» **EXERCISE GOAL**: Retype the whole listing, please, keeping every line exact and dropping the pictures.

[Start of THE DATA]

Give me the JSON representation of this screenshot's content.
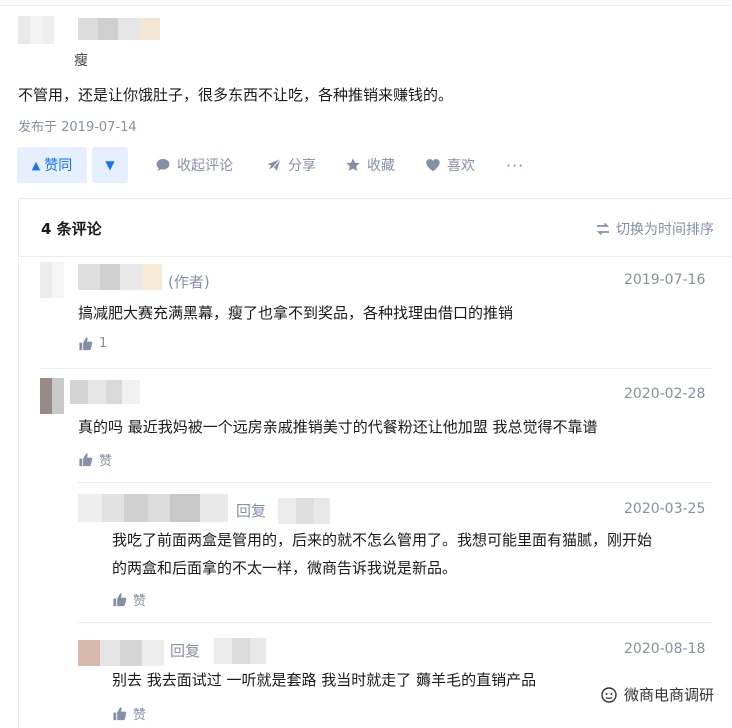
{
  "answer": {
    "author_tag": "瘦",
    "text": "不管用，还是让你饿肚子，很多东西不让吃，各种推销来赚钱的。",
    "published": "发布于 2019-07-14"
  },
  "actions": {
    "upvote_label": "赞同",
    "collapse_label": "收起评论",
    "share_label": "分享",
    "favorite_label": "收藏",
    "like_label": "喜欢",
    "more_label": "···"
  },
  "comments": {
    "count_label": "4 条评论",
    "sort_label": "切换为时间排序",
    "items": [
      {
        "author_suffix": "(作者)",
        "date": "2019-07-16",
        "text": "搞减肥大赛充满黑幕，瘦了也拿不到奖品，各种找理由借口的推销",
        "likes": "1"
      },
      {
        "date": "2020-02-28",
        "text": "真的吗 最近我妈被一个远房亲戚推销美寸的代餐粉还让他加盟 我总觉得不靠谱",
        "likes": "赞"
      },
      {
        "reply_word": "回复",
        "date": "2020-03-25",
        "text_line1": "我吃了前面两盒是管用的，后来的就不怎么管用了。我想可能里面有猫腻，刚开始",
        "text_line2": "的两盒和后面拿的不太一样，微商告诉我说是新品。",
        "likes": "赞"
      },
      {
        "reply_word": "回复",
        "date": "2020-08-18",
        "text": "别去 我去面试过 一听就是套路 我当时就走了 薅羊毛的直销产品",
        "likes": "赞"
      }
    ]
  },
  "watermark": {
    "text": "微商电商调研"
  },
  "colors": {
    "accent": "#1772f6",
    "accent_bg": "#e5efff",
    "muted": "#8590a6",
    "divider": "#ebebeb"
  }
}
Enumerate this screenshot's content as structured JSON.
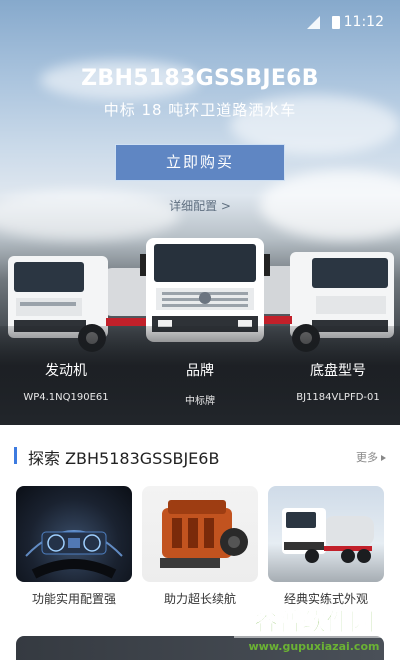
{
  "status_bar": {
    "time": "11:12"
  },
  "hero": {
    "model": "ZBH5183GSSBJE6B",
    "subtitle": "中标 18 吨环卫道路洒水车",
    "buy_label": "立即购买",
    "detail_label": "详细配置 >",
    "specs": [
      {
        "label": "发动机",
        "value": "WP4.1NQ190E61"
      },
      {
        "label": "品牌",
        "value": "中标牌"
      },
      {
        "label": "底盘型号",
        "value": "BJ1184VLPFD-01"
      }
    ]
  },
  "explore": {
    "title": "探索 ZBH5183GSSBJE6B",
    "more_label": "更多",
    "cards": [
      {
        "label": "功能实用配置强",
        "icon": "dashboard-image"
      },
      {
        "label": "助力超长续航",
        "icon": "engine-image"
      },
      {
        "label": "经典实练式外观",
        "icon": "truck-image"
      }
    ]
  },
  "watermark": {
    "brand": "谷普软件园",
    "url": "www.gupuxiazai.com"
  },
  "colors": {
    "accent": "#3d7be0",
    "button": "#5f86c3"
  }
}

[End of THE DATA]

» **WRITTEN RESPONSE**:
Give me the JSON representation of this screenshot's content.
{
  "answer": {
    "author_tag": "瘦",
    "text": "不管用，还是让你饿肚子，很多东西不让吃，各种推销来赚钱的。",
    "published": "发布于 2019-07-14"
  },
  "actions": {
    "upvote_label": "赞同",
    "collapse_label": "收起评论",
    "share_label": "分享",
    "favorite_label": "收藏",
    "like_label": "喜欢",
    "more_label": "···"
  },
  "comments": {
    "count_label": "4 条评论",
    "sort_label": "切换为时间排序",
    "items": [
      {
        "author_suffix": "(作者)",
        "date": "2019-07-16",
        "text": "搞减肥大赛充满黑幕，瘦了也拿不到奖品，各种找理由借口的推销",
        "likes": "1"
      },
      {
        "date": "2020-02-28",
        "text": "真的吗 最近我妈被一个远房亲戚推销美寸的代餐粉还让他加盟 我总觉得不靠谱",
        "likes": "赞"
      },
      {
        "reply_word": "回复",
        "date": "2020-03-25",
        "text_line1": "我吃了前面两盒是管用的，后来的就不怎么管用了。我想可能里面有猫腻，刚开始",
        "text_line2": "的两盒和后面拿的不太一样，微商告诉我说是新品。",
        "likes": "赞"
      },
      {
        "reply_word": "回复",
        "date": "2020-08-18",
        "text": "别去 我去面试过 一听就是套路 我当时就走了 薅羊毛的直销产品",
        "likes": "赞"
      }
    ]
  },
  "watermark": {
    "text": "微商电商调研"
  },
  "colors": {
    "accent": "#1772f6",
    "accent_bg": "#e5efff",
    "muted": "#8590a6",
    "divider": "#ebebeb"
  }
}
Enumerate this screenshot's content as structured JSON.
{
  "status_bar": {
    "time": "11:12"
  },
  "hero": {
    "model": "ZBH5183GSSBJE6B",
    "subtitle": "中标 18 吨环卫道路洒水车",
    "buy_label": "立即购买",
    "detail_label": "详细配置 >",
    "specs": [
      {
        "label": "发动机",
        "value": "WP4.1NQ190E61"
      },
      {
        "label": "品牌",
        "value": "中标牌"
      },
      {
        "label": "底盘型号",
        "value": "BJ1184VLPFD-01"
      }
    ]
  },
  "explore": {
    "title": "探索 ZBH5183GSSBJE6B",
    "more_label": "更多",
    "cards": [
      {
        "label": "功能实用配置强",
        "icon": "dashboard-image"
      },
      {
        "label": "助力超长续航",
        "icon": "engine-image"
      },
      {
        "label": "经典实练式外观",
        "icon": "truck-image"
      }
    ]
  },
  "watermark": {
    "brand": "谷普软件园",
    "url": "www.gupuxiazai.com"
  },
  "colors": {
    "accent": "#3d7be0",
    "button": "#5f86c3"
  }
}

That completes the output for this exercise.